# [DIRECTION 1]
Summarize the Sorachi Ace hop thread in two sentences.
# [DIRECTION 2]
Echo the Sorachi Ace hop thread word for word, from "Would not bang." up to and including "I have enjoyed.".

# [EXTRACT PROVIDED]
-=-=-=-=-

# Sorachi Ace



## Yob (22/8/13)

> Sorachi Ace Hops are the product of mixing Brewer's Gold with Saaz. Developed to be used in Sapporo beers, Sorachi Ace Hops have a great citrus taste that leans toward the lemon flavor.
> 
> Typical Alpha Acid: 10.2 – 12.9%
> 
> ...


 



> Cross between Brewer's Gold, Saazer - OP and Beikei No. 2 male
> 
> Brewing Usage
> Dual Purpose
> ...


 




*MOD: *Post edited by Lord Raja Goomba I, to insert description. Original Post below:

hmmmmm.. leaning towards getting some of these in.. descriptors sound interesting and while Ive heard of this hop, Ive little to no experience with them.

http://www.sorachiacehops.com/

sound very interesting indeed.


----------



## Lord Raja Goomba I (22/8/13)

It'll depend on the price - they are a polarising hop.

Great in a Rager, but not something you'd use in much else IMO. I like a good Japanese (actually Japanese) beer on a hot day.

Lemony with a little spice.


----------



## fletcher (22/8/13)

Lord Raja Goomba I said:


> It'll depend on the price - they are a polarising hop.
> 
> Great in a Rager, but not something you'd use in much else IMO. I like a good Japanese (actually Japanese) beer on a hot day.
> 
> Lemony with a little spice.


does the lemon work well with citrus-flavoured hops? i've only seen sorachi ace in the latter end of the boil for the few recipes with it. i'd probably try some for some experiment brews if it played with cascade or amarillo or something?


----------



## bum (22/8/13)

To the best of my knowledge, I've only had them in a Kolsch by a local brewery. Really did not like.

Would not bang.


----------



## GalBrew (22/8/13)

4 Pines did a Keller Door sorachi ace pale ale, a while ago. It was excellent, very lemony. It is one of the few beers hopped with sorachi ace, other than Golden Ace that I have enjoyed.


----------



## GalBrew (22/8/13)

If you want to try this hop in a well made beer, try Feral Golden Ace. Works well with the Belgain yeast.


----------



## Lord Raja Goomba I (22/8/13)

fletcher said:


> does the lemon work well with citrus-flavoured hops? i've only seen sorachi ace in the latter end of the boil for the few recipes with it. i'd probably try some for some experiment brews if it played with cascade or amarillo or something?


I read (though I can't find where) that it isn't a great late boiler. I think it's a 'gently gently' hop - even more so than Nelson Sauvin.

Again, what I've read, no sources reliable found, bla bla bla.


----------



## pressure_tested (22/8/13)

I get dead ant flavours from it. Not a fan


----------



## Samuel Adams (22/8/13)

-=-=-=-=-

# [DATA EXTRACT]
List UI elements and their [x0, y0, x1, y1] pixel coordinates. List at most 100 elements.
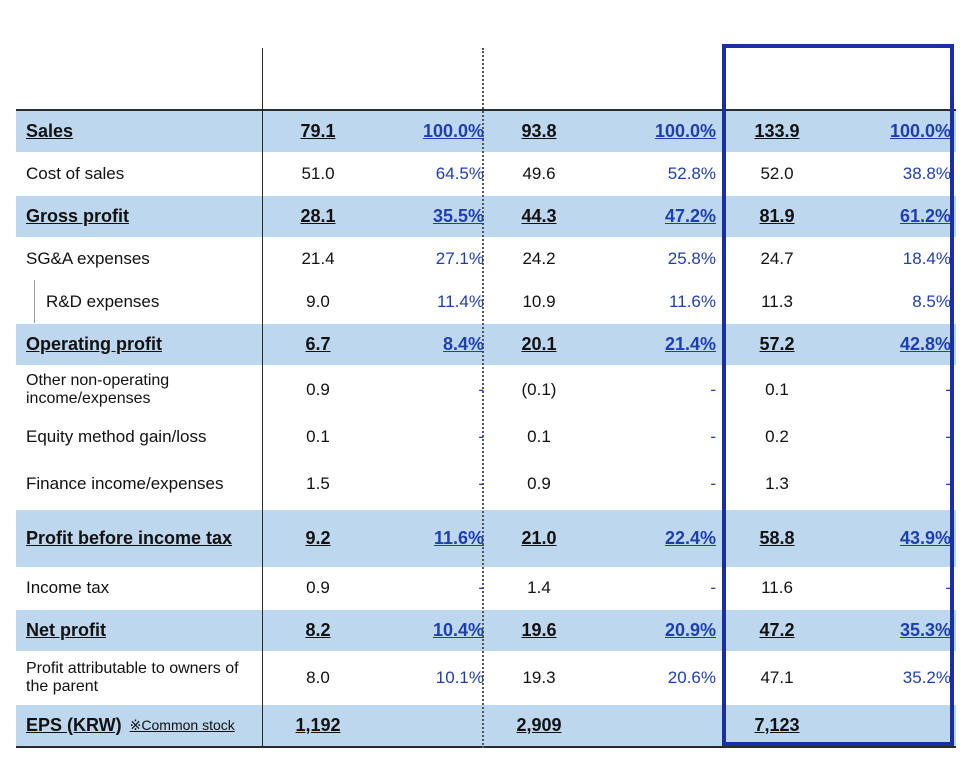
row-separator: [16, 415, 956, 416]
pct-cell: 8.5%: [912, 291, 951, 311]
row-label-text: Net profit: [26, 619, 106, 640]
row-band: [16, 609, 956, 651]
row-label-text: Income tax: [26, 578, 110, 597]
pct-cell: 64.5%: [435, 163, 484, 183]
value-cell: 8.2: [305, 619, 331, 640]
pct-cell: -: [710, 578, 716, 597]
value-cell: 2,909: [516, 714, 562, 735]
row-label-text: EPS (KRW): [26, 714, 122, 735]
row-label: R&D expenses: [16, 280, 292, 323]
row-separator: [16, 459, 956, 460]
row-label: Profit before income tax: [16, 509, 272, 567]
pct-cell: [374, 704, 486, 746]
pct-cell: 10.4%: [432, 619, 484, 640]
period-header: [484, 48, 594, 110]
value-cell: 57.2: [759, 333, 795, 354]
value-cell: 133.9: [754, 120, 800, 141]
row-separator: [16, 609, 956, 610]
value-cell: 19.6: [521, 619, 557, 640]
period-header: [262, 48, 374, 110]
pct-cell: 52.8%: [667, 163, 716, 183]
pct-cell: -: [478, 578, 484, 597]
latest-quarter-highlight: [722, 44, 954, 746]
row-label-text: Cost of sales: [26, 163, 125, 183]
pct-cell: 22.4%: [664, 527, 716, 548]
row-label-text: Other non-operating income/expenses: [26, 372, 170, 407]
unit-label: [16, 48, 272, 114]
row-band: [16, 323, 956, 365]
group-divider-dotted: [482, 48, 484, 748]
rd-indent-rule: [34, 280, 35, 323]
value-cell: 79.1: [300, 120, 336, 141]
row-separator: [16, 567, 956, 568]
table-bottom-rule: [16, 746, 956, 748]
row-label: Profit attributable to owners of the par…: [16, 651, 262, 704]
row-separator: [16, 704, 956, 705]
row-separator: [16, 195, 956, 196]
pct-cell: -: [710, 474, 716, 493]
value-cell: 6.7: [305, 333, 331, 354]
value-cell: 9.0: [306, 291, 330, 311]
value-cell: 0.1: [765, 380, 789, 399]
pct-of-sales-header: [374, 48, 484, 110]
pct-cell: 11.4%: [437, 291, 484, 311]
row-label: Finance income/expenses: [16, 459, 272, 509]
pct-cell: 42.8%: [899, 333, 951, 354]
value-cell: 52.0: [760, 163, 794, 183]
pct-cell: 27.1%: [435, 248, 484, 268]
value-cell: 11.6: [761, 578, 793, 597]
pct-cell: -: [710, 427, 716, 446]
value-cell: 51.0: [301, 163, 335, 183]
row-label-text: Sales: [26, 120, 74, 141]
value-cell: 0.9: [306, 578, 330, 597]
pct-of-sales-header: [594, 48, 716, 110]
pct-cell: 11.6%: [669, 291, 716, 311]
pct-cell: -: [478, 427, 484, 446]
pct-cell: 38.8%: [902, 163, 951, 183]
row-note: ※Common stock: [129, 716, 235, 733]
pct-cell: 18.4%: [902, 248, 951, 268]
value-cell: 7,123: [754, 714, 800, 735]
row-separator: [16, 152, 956, 153]
pct-cell: 47.2%: [664, 205, 716, 226]
value-cell: 1,192: [295, 714, 341, 735]
value-cell: 47.2: [759, 619, 795, 640]
pct-cell: -: [945, 427, 951, 446]
value-cell: 1.3: [765, 474, 789, 493]
row-label: Operating profit: [16, 323, 272, 365]
pct-cell: 21.4%: [664, 333, 716, 354]
row-band: [16, 509, 956, 567]
income-statement-table: Sales 79.1 100.0% 93.8 100.0% 133.9 100.0% Cost…: [16, 44, 956, 748]
value-cell: 47.1: [760, 667, 794, 687]
row-label: Equity method gain/loss: [16, 415, 272, 459]
pct-cell: -: [710, 380, 716, 399]
pct-cell: 25.8%: [667, 248, 716, 268]
pct-cell: 43.9%: [899, 527, 951, 548]
row-label-text: Finance income/expenses: [26, 474, 224, 493]
row-separator: [16, 323, 956, 324]
pct-cell: 100.0%: [654, 120, 716, 141]
value-cell: 8.0: [306, 667, 330, 687]
value-cell: 49.6: [522, 163, 556, 183]
row-separator: [16, 237, 956, 238]
value-cell: 58.8: [759, 527, 795, 548]
value-cell: (0.1): [521, 380, 557, 399]
row-separator: [16, 365, 956, 366]
value-cell: 24.2: [522, 248, 556, 268]
row-band: [16, 110, 956, 152]
row-label-text: Profit attributable to owners of the par…: [26, 659, 239, 695]
value-cell: 19.3: [522, 667, 556, 687]
value-cell: 28.1: [300, 205, 336, 226]
value-cell: 81.9: [759, 205, 795, 226]
row-label-text: Equity method gain/loss: [26, 427, 207, 446]
value-cell: 21.4: [301, 248, 335, 268]
value-cell: 0.1: [306, 427, 330, 446]
row-label: Income tax: [16, 567, 272, 609]
value-cell: 1.4: [527, 578, 551, 597]
header-bottom-rule: [16, 109, 956, 111]
row-label-text: SG&A expenses: [26, 248, 150, 268]
row-label: Other non-operating income/expenses: [16, 365, 262, 415]
value-cell: 24.7: [760, 248, 794, 268]
row-label: EPS (KRW) ※Common stock: [16, 704, 272, 746]
pct-cell: [594, 704, 718, 746]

-=-=-=-=-

# [RESPONSE 1]
Sorachi Ace hops, a cross involving Brewer's Gold and Saaz developed for Sapporo beers, have a citrus taste that leans toward lemon, and one poster is considering getting some despite having little to no experience with them. Replies call it a polarizing hop: some enjoyed it in beers such as a 4 Pines pale ale and Feral Golden Ace, while others disliked it, with one reporting dead ant flavors.

# [RESPONSE 2]
Would not bang.


----------



## GalBrew (22/8/13)

4 Pines did a Keller Door sorachi ace pale ale, a while ago. It was excellent, very lemony. It is one of the few beers hopped with sorachi ace, other than Golden Ace that I have enjoyed.